Exercise description: Quote the whole listing word for word. Do not include the pictures.

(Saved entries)

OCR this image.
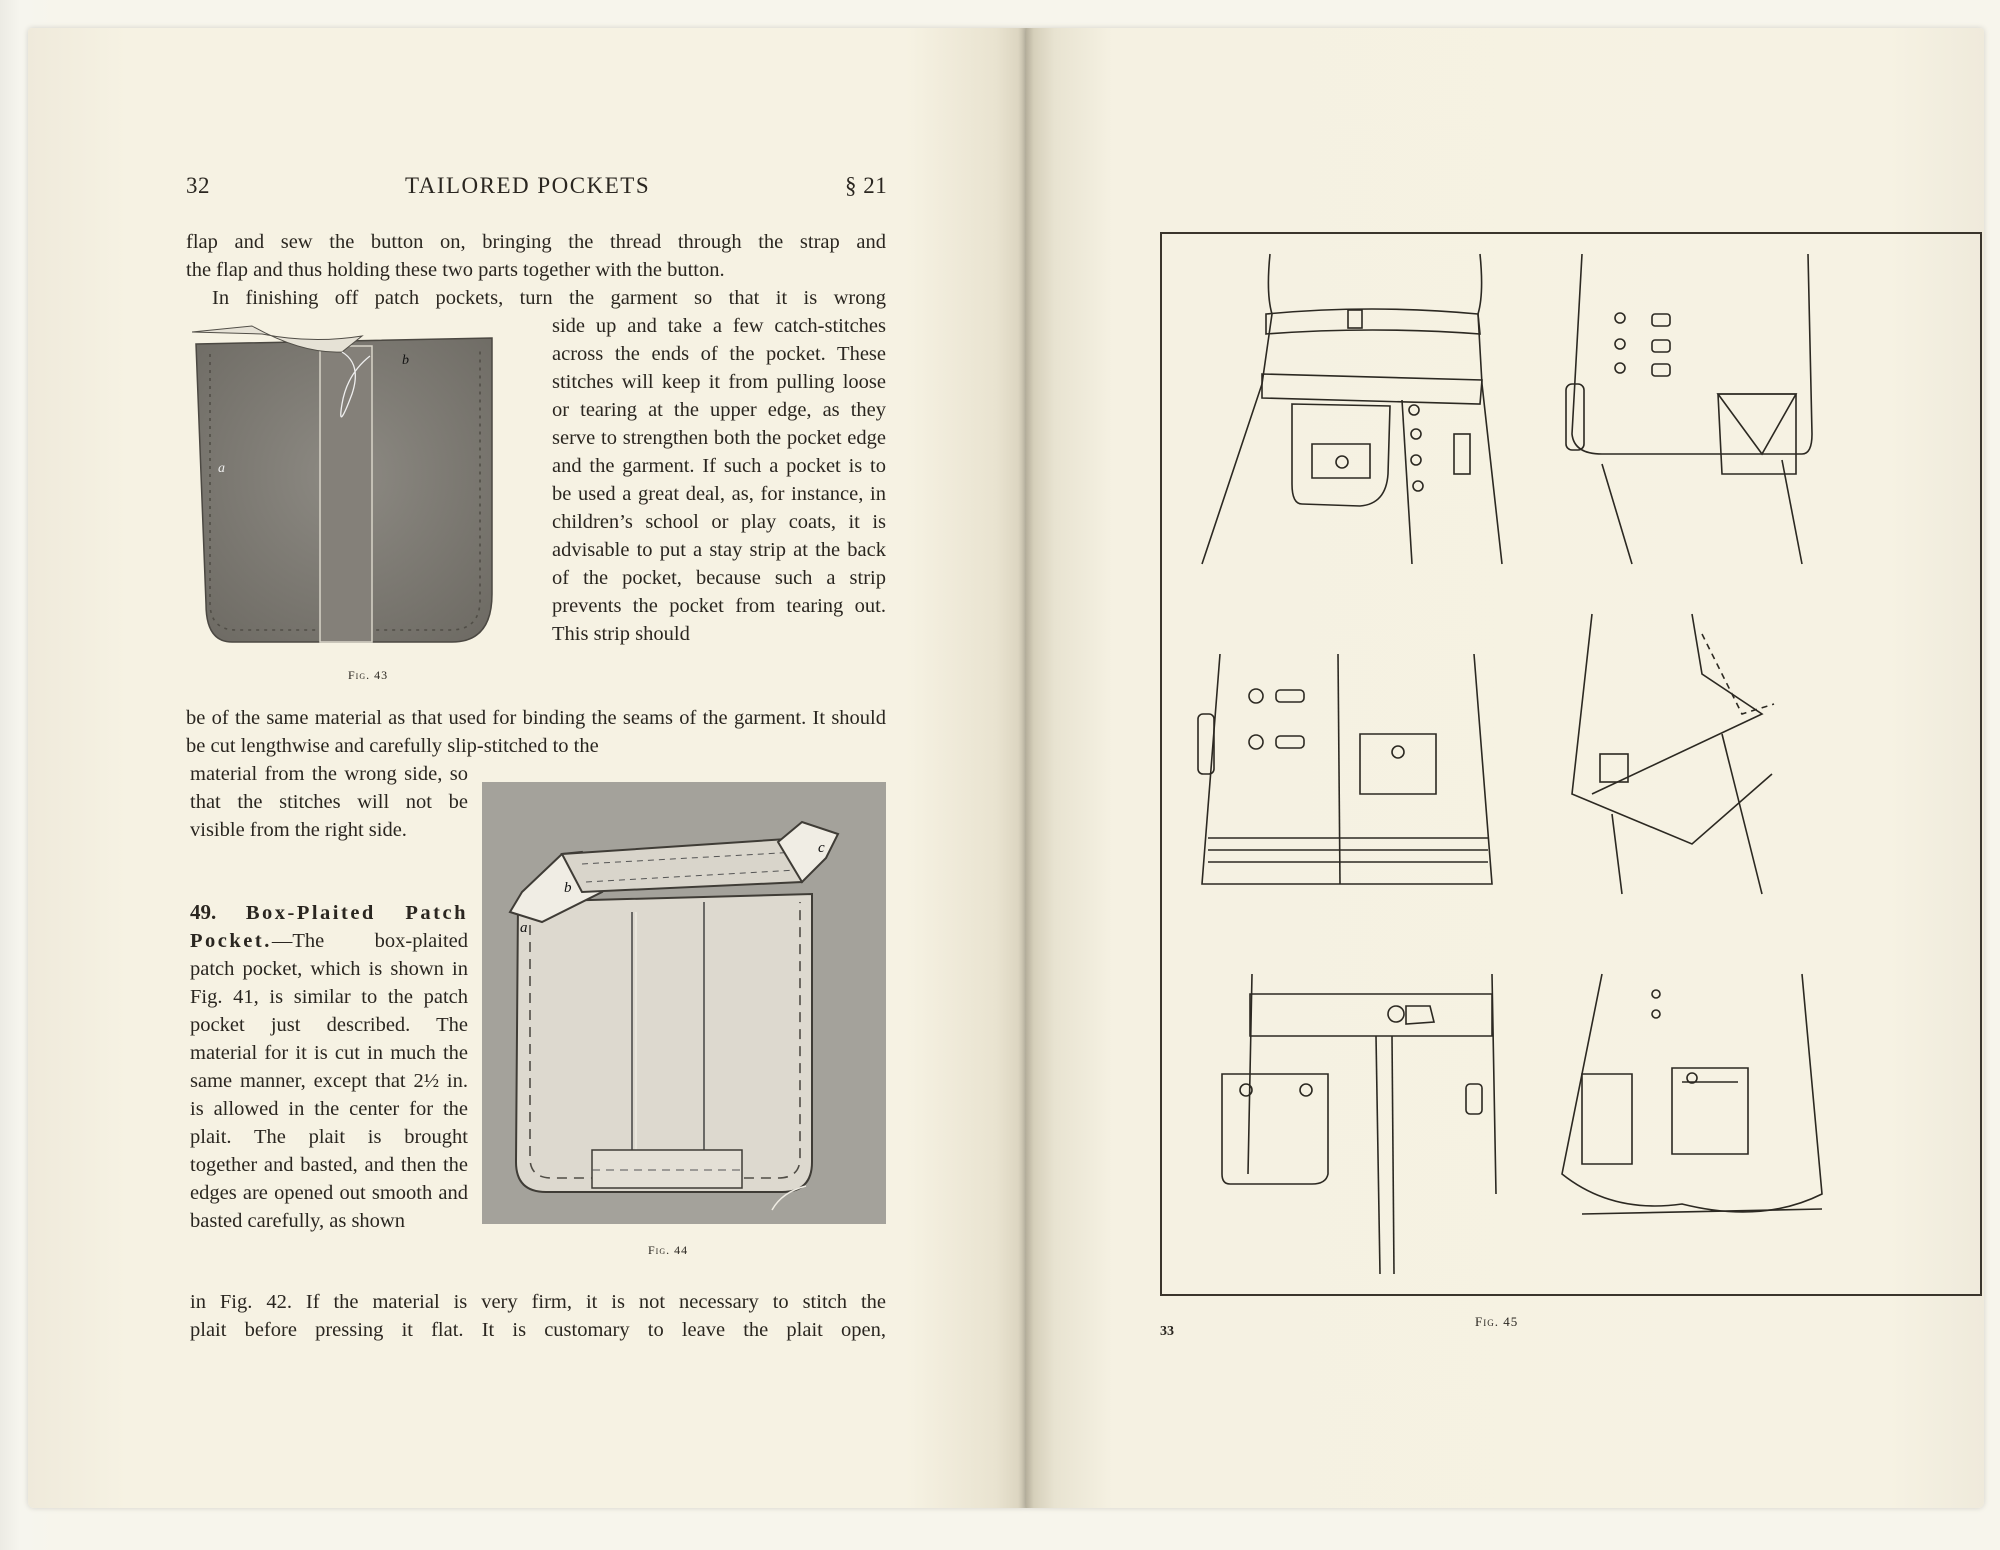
32	TAILORED POCKETS	§ 21

flap and sew the button on, bringing the thread through the strap and

the flap and thus holding these two parts together with the button.

In finishing off patch pockets, turn the garment so that it is wrong

b
a
Fig. 43

side up and take a few catch-stitches across the ends of the pocket. These stitches will keep it from pulling loose or tearing at the upper edge, as they serve to strengthen both the pocket edge and the garment. If such a pocket is to be used a great deal, as, for instance, in children’s school or play coats, it is advisable to put a stay strip at the back of the pocket, because such a strip prevents the pocket from tearing out. This strip should

be of the same material as that used for binding the seams of the garment. It should be cut lengthwise and carefully slip-stitched to the

material from the wrong side, so that the stitches will not be visible from the right side.

49. Box-Plaited Patch Pocket.—The box-plaited patch pocket, which is shown in Fig. 41, is similar to the patch pocket just described. The material for it is cut in much the same manner, except that 2½ in. is allowed in the center for the plait. The plait is brought together and basted, and then the edges are opened out smooth and basted carefully, as shown

a
b
c
Fig. 44

in Fig. 42. If the material is very firm, it is not necessary to stitch the

plait before pressing it flat. It is customary to leave the plait open,	33
Fig. 45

Exercise result:
OCR this image.
32	TAILORED POCKETS	§ 21

flap and sew the button on, bringing the thread through the strap and

the flap and thus holding these two parts together with the button.

In finishing off patch pockets, turn the garment so that it is wrong

b
a
Fig. 43

side up and take a few catch-stitches across the ends of the pocket. These stitches will keep it from pulling loose or tearing at the upper edge, as they serve to strengthen both the pocket edge and the garment. If such a pocket is to be used a great deal, as, for instance, in children’s school or play coats, it is advisable to put a stay strip at the back of the pocket, because such a strip prevents the pocket from tearing out. This strip should

be of the same material as that used for binding the seams of the garment. It should be cut lengthwise and carefully slip-stitched to the

material from the wrong side, so that the stitches will not be visible from the right side.

49. Box-Plaited Patch Pocket.—The box-plaited patch pocket, which is shown in Fig. 41, is similar to the patch pocket just described. The material for it is cut in much the same manner, except that 2½ in. is allowed in the center for the plait. The plait is brought together and basted, and then the edges are opened out smooth and basted carefully, as shown

a
b
c
Fig. 44

in Fig. 42. If the material is very firm, it is not necessary to stitch the

plait before pressing it flat. It is customary to leave the plait open,	33
Fig. 45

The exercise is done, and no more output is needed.